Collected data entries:
:::
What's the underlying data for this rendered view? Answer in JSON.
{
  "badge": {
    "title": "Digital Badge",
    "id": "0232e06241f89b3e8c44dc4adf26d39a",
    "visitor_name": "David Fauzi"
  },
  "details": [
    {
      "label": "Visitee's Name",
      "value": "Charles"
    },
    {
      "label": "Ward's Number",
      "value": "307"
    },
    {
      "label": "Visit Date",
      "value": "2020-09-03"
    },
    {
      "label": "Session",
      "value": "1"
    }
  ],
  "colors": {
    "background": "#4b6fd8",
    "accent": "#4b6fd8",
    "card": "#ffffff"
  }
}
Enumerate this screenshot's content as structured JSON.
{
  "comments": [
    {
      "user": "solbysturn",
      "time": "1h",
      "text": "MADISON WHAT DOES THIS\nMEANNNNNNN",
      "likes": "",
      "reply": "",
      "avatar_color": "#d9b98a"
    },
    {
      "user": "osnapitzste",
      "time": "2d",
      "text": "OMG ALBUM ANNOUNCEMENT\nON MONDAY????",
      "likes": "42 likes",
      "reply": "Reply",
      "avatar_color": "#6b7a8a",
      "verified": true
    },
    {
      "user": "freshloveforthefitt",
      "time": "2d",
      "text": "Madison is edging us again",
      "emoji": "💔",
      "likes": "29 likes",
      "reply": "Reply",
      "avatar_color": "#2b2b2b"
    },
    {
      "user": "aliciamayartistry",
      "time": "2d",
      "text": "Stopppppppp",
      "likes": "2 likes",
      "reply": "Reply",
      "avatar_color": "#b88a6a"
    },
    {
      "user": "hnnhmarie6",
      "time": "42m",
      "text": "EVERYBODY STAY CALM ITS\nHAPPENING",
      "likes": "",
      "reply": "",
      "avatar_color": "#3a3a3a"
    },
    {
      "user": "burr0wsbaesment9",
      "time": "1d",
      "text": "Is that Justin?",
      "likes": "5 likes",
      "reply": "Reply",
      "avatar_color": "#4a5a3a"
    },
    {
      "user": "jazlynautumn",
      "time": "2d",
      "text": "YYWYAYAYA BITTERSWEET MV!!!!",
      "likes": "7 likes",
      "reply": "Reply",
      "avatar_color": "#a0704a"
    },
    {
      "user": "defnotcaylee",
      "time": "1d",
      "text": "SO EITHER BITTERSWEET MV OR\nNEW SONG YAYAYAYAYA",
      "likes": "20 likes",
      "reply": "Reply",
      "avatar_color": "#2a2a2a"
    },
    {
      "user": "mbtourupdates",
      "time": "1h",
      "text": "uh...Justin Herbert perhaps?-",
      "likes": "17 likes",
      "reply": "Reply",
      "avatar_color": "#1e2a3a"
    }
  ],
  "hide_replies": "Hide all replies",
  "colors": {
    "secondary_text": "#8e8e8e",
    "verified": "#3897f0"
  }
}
:::
Copy all of the material word for word.

**Solved problem**
What's the underlying data for this rendered view? Answer in JSON.
{
  "badge": {
    "title": "Digital Badge",
    "id": "0232e06241f89b3e8c44dc4adf26d39a",
    "visitor_name": "David Fauzi"
  },
  "details": [
    {
      "label": "Visitee's Name",
      "value": "Charles"
    },
    {
      "label": "Ward's Number",
      "value": "307"
    },
    {
      "label": "Visit Date",
      "value": "2020-09-03"
    },
    {
      "label": "Session",
      "value": "1"
    }
  ],
  "colors": {
    "background": "#4b6fd8",
    "accent": "#4b6fd8",
    "card": "#ffffff"
  }
}
Enumerate this screenshot's content as structured JSON.
{
  "comments": [
    {
      "user": "solbysturn",
      "time": "1h",
      "text": "MADISON WHAT DOES THIS\nMEANNNNNNN",
      "likes": "",
      "reply": "",
      "avatar_color": "#d9b98a"
    },
    {
      "user": "osnapitzste",
      "time": "2d",
      "text": "OMG ALBUM ANNOUNCEMENT\nON MONDAY????",
      "likes": "42 likes",
      "reply": "Reply",
      "avatar_color": "#6b7a8a",
      "verified": true
    },
    {
      "user": "freshloveforthefitt",
      "time": "2d",
      "text": "Madison is edging us again",
      "emoji": "💔",
      "likes": "29 likes",
      "reply": "Reply",
      "avatar_color": "#2b2b2b"
    },
    {
      "user": "aliciamayartistry",
      "time": "2d",
      "text": "Stopppppppp",
      "likes": "2 likes",
      "reply": "Reply",
      "avatar_color": "#b88a6a"
    },
    {
      "user": "hnnhmarie6",
      "time": "42m",
      "text": "EVERYBODY STAY CALM ITS\nHAPPENING",
      "likes": "",
      "reply": "",
      "avatar_color": "#3a3a3a"
    },
    {
      "user": "burr0wsbaesment9",
      "time": "1d",
      "text": "Is that Justin?",
      "likes": "5 likes",
      "reply": "Reply",
      "avatar_color": "#4a5a3a"
    },
    {
      "user": "jazlynautumn",
      "time": "2d",
      "text": "YYWYAYAYA BITTERSWEET MV!!!!",
      "likes": "7 likes",
      "reply": "Reply",
      "avatar_color": "#a0704a"
    },
    {
      "user": "defnotcaylee",
      "time": "1d",
      "text": "SO EITHER BITTERSWEET MV OR\nNEW SONG YAYAYAYAYA",
      "likes": "20 likes",
      "reply": "Reply",
      "avatar_color": "#2a2a2a"
    },
    {
      "user": "mbtourupdates",
      "time": "1h",
      "text": "uh...Justin Herbert perhaps?-",
      "likes": "17 likes",
      "reply": "Reply",
      "avatar_color": "#1e2a3a"
    }
  ],
  "hide_replies": "Hide all replies",
  "colors": {
    "secondary_text": "#8e8e8e",
    "verified": "#3897f0"
  }
}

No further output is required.